DO THIS:
Don't copy the pictures; return every other part of the records exactly.

EXERCISE MATERIAL:
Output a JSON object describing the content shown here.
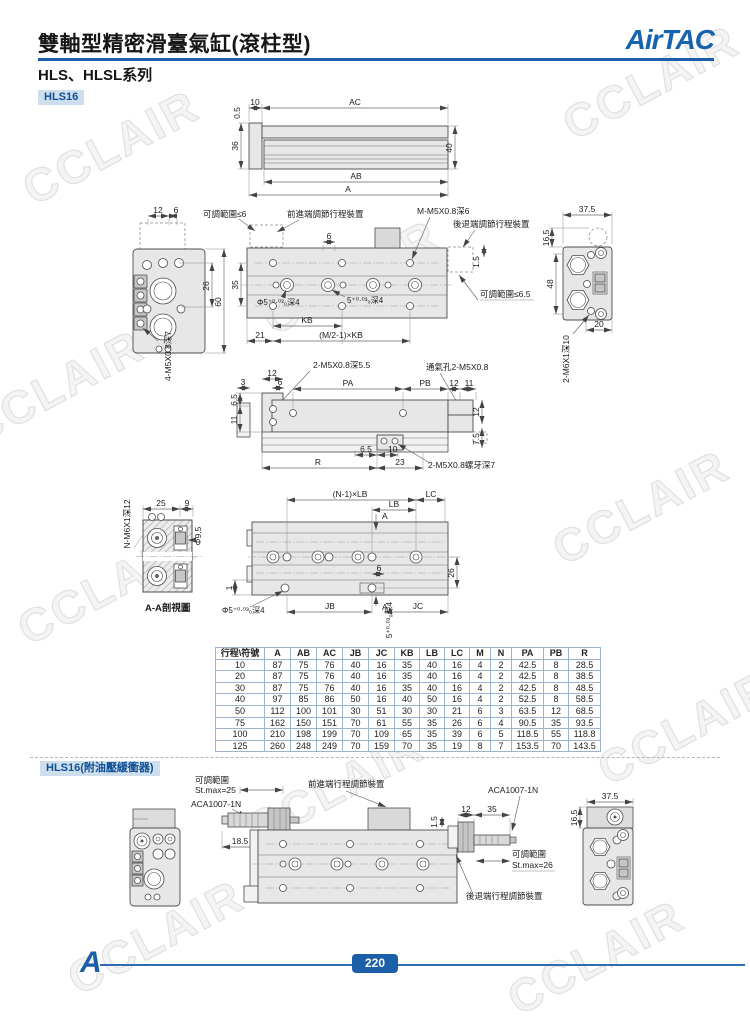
{
  "header": {
    "title": "雙軸型精密滑臺氣缸(滾柱型)",
    "series": "HLS、HLSL系列",
    "logo": "AirTAC",
    "accent": "#1b5fa8"
  },
  "watermark": {
    "text": "CCLAIR"
  },
  "badge1": "HLS16",
  "badge2": "HLS16(附油壓緩衝器)",
  "d1": {
    "t05": "0.5",
    "t10": "10",
    "ac": "AC",
    "h36": "36",
    "h40": "40",
    "ab": "AB",
    "a": "A"
  },
  "d2l": {
    "t12": "12",
    "t6": "6",
    "h26": "26",
    "h60": "60",
    "thread": "4-M5X0.8深7"
  },
  "d2c": {
    "adj1": "可調範圍≤6",
    "fwd": "前進端調節行程裝置",
    "m": "M-M5X0.8深6",
    "bwd": "後退端調節行程裝置",
    "t15": "1.5",
    "adj2": "可調範圍≤6.5",
    "t6": "6",
    "h35": "35",
    "cb1": "Φ5⁺⁰·⁰³₀深4",
    "cb2": "5⁺⁰·⁰³₀深4",
    "kb": "KB",
    "t21": "21",
    "mkb": "(M/2-1)×KB"
  },
  "d2r": {
    "w375": "37.5",
    "t165": "16.5",
    "h48": "48",
    "t20": "20",
    "thread": "2-M6X1深10"
  },
  "d3": {
    "l1": "2-M5X0.8深5.5",
    "l2": "通氣孔2-M5X0.8",
    "t3": "3",
    "t12": "12",
    "t6": "6",
    "pa": "PA",
    "pb": "PB",
    "t12b": "12",
    "t11": "11",
    "r12": "12",
    "r75": "7.5",
    "l65": "6.5",
    "l11": "11",
    "b65": "6.5",
    "b10": "10",
    "r": "R",
    "t23": "23",
    "l3": "2-M5X0.8螺牙深7"
  },
  "d4l": {
    "thread": "N-M6X1深12",
    "t25": "25",
    "t9": "9",
    "d95": "Φ9.5",
    "cap": "A-A剖視圖"
  },
  "d4c": {
    "nlb": "(N-1)×LB",
    "lc": "LC",
    "lb": "LB",
    "a1": "A",
    "h26": "26",
    "t6": "6",
    "t1": "1",
    "cb1": "Φ5⁺⁰·⁰³₀深4",
    "a2": "A",
    "cb2": "5⁺⁰·⁰³₀深4",
    "jb": "JB",
    "jc": "JC"
  },
  "table": {
    "headers": [
      "行程\\符號",
      "A",
      "AB",
      "AC",
      "JB",
      "JC",
      "KB",
      "LB",
      "LC",
      "M",
      "N",
      "PA",
      "PB",
      "R"
    ],
    "rows": [
      [
        "10",
        "87",
        "75",
        "76",
        "40",
        "16",
        "35",
        "40",
        "16",
        "4",
        "2",
        "42.5",
        "8",
        "28.5"
      ],
      [
        "20",
        "87",
        "75",
        "76",
        "40",
        "16",
        "35",
        "40",
        "16",
        "4",
        "2",
        "42.5",
        "8",
        "38.5"
      ],
      [
        "30",
        "87",
        "75",
        "76",
        "40",
        "16",
        "35",
        "40",
        "16",
        "4",
        "2",
        "42.5",
        "8",
        "48.5"
      ],
      [
        "40",
        "97",
        "85",
        "86",
        "50",
        "16",
        "40",
        "50",
        "16",
        "4",
        "2",
        "52.5",
        "8",
        "58.5"
      ],
      [
        "50",
        "112",
        "100",
        "101",
        "30",
        "51",
        "30",
        "30",
        "21",
        "6",
        "3",
        "63.5",
        "12",
        "68.5"
      ],
      [
        "75",
        "162",
        "150",
        "151",
        "70",
        "61",
        "55",
        "35",
        "26",
        "6",
        "4",
        "90.5",
        "35",
        "93.5"
      ],
      [
        "100",
        "210",
        "198",
        "199",
        "70",
        "109",
        "65",
        "35",
        "39",
        "6",
        "5",
        "118.5",
        "55",
        "118.8"
      ],
      [
        "125",
        "260",
        "248",
        "249",
        "70",
        "159",
        "70",
        "35",
        "19",
        "8",
        "7",
        "153.5",
        "70",
        "143.5"
      ]
    ]
  },
  "s2": {
    "rng1a": "可調範圍",
    "rng1b": "St.max=25",
    "aca1": "ACA1007-1N",
    "fwd": "前進端行程調節裝置",
    "t185": "18.5",
    "t12": "12",
    "t35": "35",
    "t15": "1.5",
    "aca2": "ACA1007-1N",
    "rng2a": "可調範圍",
    "rng2b": "St.max=26",
    "bwd": "後退端行程調節裝置",
    "w375": "37.5",
    "t165": "16.5"
  },
  "footer": {
    "page": "220",
    "logo_mark": "A"
  }
}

RESPONSE BELOW:
Output a JSON object describing the content shown here.
{
  "header": {
    "title": "雙軸型精密滑臺氣缸(滾柱型)",
    "series": "HLS、HLSL系列",
    "logo": "AirTAC",
    "accent": "#1b5fa8"
  },
  "watermark": {
    "text": "CCLAIR"
  },
  "badge1": "HLS16",
  "badge2": "HLS16(附油壓緩衝器)",
  "d1": {
    "t05": "0.5",
    "t10": "10",
    "ac": "AC",
    "h36": "36",
    "h40": "40",
    "ab": "AB",
    "a": "A"
  },
  "d2l": {
    "t12": "12",
    "t6": "6",
    "h26": "26",
    "h60": "60",
    "thread": "4-M5X0.8深7"
  },
  "d2c": {
    "adj1": "可調範圍≤6",
    "fwd": "前進端調節行程裝置",
    "m": "M-M5X0.8深6",
    "bwd": "後退端調節行程裝置",
    "t15": "1.5",
    "adj2": "可調範圍≤6.5",
    "t6": "6",
    "h35": "35",
    "cb1": "Φ5⁺⁰·⁰³₀深4",
    "cb2": "5⁺⁰·⁰³₀深4",
    "kb": "KB",
    "t21": "21",
    "mkb": "(M/2-1)×KB"
  },
  "d2r": {
    "w375": "37.5",
    "t165": "16.5",
    "h48": "48",
    "t20": "20",
    "thread": "2-M6X1深10"
  },
  "d3": {
    "l1": "2-M5X0.8深5.5",
    "l2": "通氣孔2-M5X0.8",
    "t3": "3",
    "t12": "12",
    "t6": "6",
    "pa": "PA",
    "pb": "PB",
    "t12b": "12",
    "t11": "11",
    "r12": "12",
    "r75": "7.5",
    "l65": "6.5",
    "l11": "11",
    "b65": "6.5",
    "b10": "10",
    "r": "R",
    "t23": "23",
    "l3": "2-M5X0.8螺牙深7"
  },
  "d4l": {
    "thread": "N-M6X1深12",
    "t25": "25",
    "t9": "9",
    "d95": "Φ9.5",
    "cap": "A-A剖視圖"
  },
  "d4c": {
    "nlb": "(N-1)×LB",
    "lc": "LC",
    "lb": "LB",
    "a1": "A",
    "h26": "26",
    "t6": "6",
    "t1": "1",
    "cb1": "Φ5⁺⁰·⁰³₀深4",
    "a2": "A",
    "cb2": "5⁺⁰·⁰³₀深4",
    "jb": "JB",
    "jc": "JC"
  },
  "table": {
    "headers": [
      "行程\\符號",
      "A",
      "AB",
      "AC",
      "JB",
      "JC",
      "KB",
      "LB",
      "LC",
      "M",
      "N",
      "PA",
      "PB",
      "R"
    ],
    "rows": [
      [
        "10",
        "87",
        "75",
        "76",
        "40",
        "16",
        "35",
        "40",
        "16",
        "4",
        "2",
        "42.5",
        "8",
        "28.5"
      ],
      [
        "20",
        "87",
        "75",
        "76",
        "40",
        "16",
        "35",
        "40",
        "16",
        "4",
        "2",
        "42.5",
        "8",
        "38.5"
      ],
      [
        "30",
        "87",
        "75",
        "76",
        "40",
        "16",
        "35",
        "40",
        "16",
        "4",
        "2",
        "42.5",
        "8",
        "48.5"
      ],
      [
        "40",
        "97",
        "85",
        "86",
        "50",
        "16",
        "40",
        "50",
        "16",
        "4",
        "2",
        "52.5",
        "8",
        "58.5"
      ],
      [
        "50",
        "112",
        "100",
        "101",
        "30",
        "51",
        "30",
        "30",
        "21",
        "6",
        "3",
        "63.5",
        "12",
        "68.5"
      ],
      [
        "75",
        "162",
        "150",
        "151",
        "70",
        "61",
        "55",
        "35",
        "26",
        "6",
        "4",
        "90.5",
        "35",
        "93.5"
      ],
      [
        "100",
        "210",
        "198",
        "199",
        "70",
        "109",
        "65",
        "35",
        "39",
        "6",
        "5",
        "118.5",
        "55",
        "118.8"
      ],
      [
        "125",
        "260",
        "248",
        "249",
        "70",
        "159",
        "70",
        "35",
        "19",
        "8",
        "7",
        "153.5",
        "70",
        "143.5"
      ]
    ]
  },
  "s2": {
    "rng1a": "可調範圍",
    "rng1b": "St.max=25",
    "aca1": "ACA1007-1N",
    "fwd": "前進端行程調節裝置",
    "t185": "18.5",
    "t12": "12",
    "t35": "35",
    "t15": "1.5",
    "aca2": "ACA1007-1N",
    "rng2a": "可調範圍",
    "rng2b": "St.max=26",
    "bwd": "後退端行程調節裝置",
    "w375": "37.5",
    "t165": "16.5"
  },
  "footer": {
    "page": "220",
    "logo_mark": "A"
  }
}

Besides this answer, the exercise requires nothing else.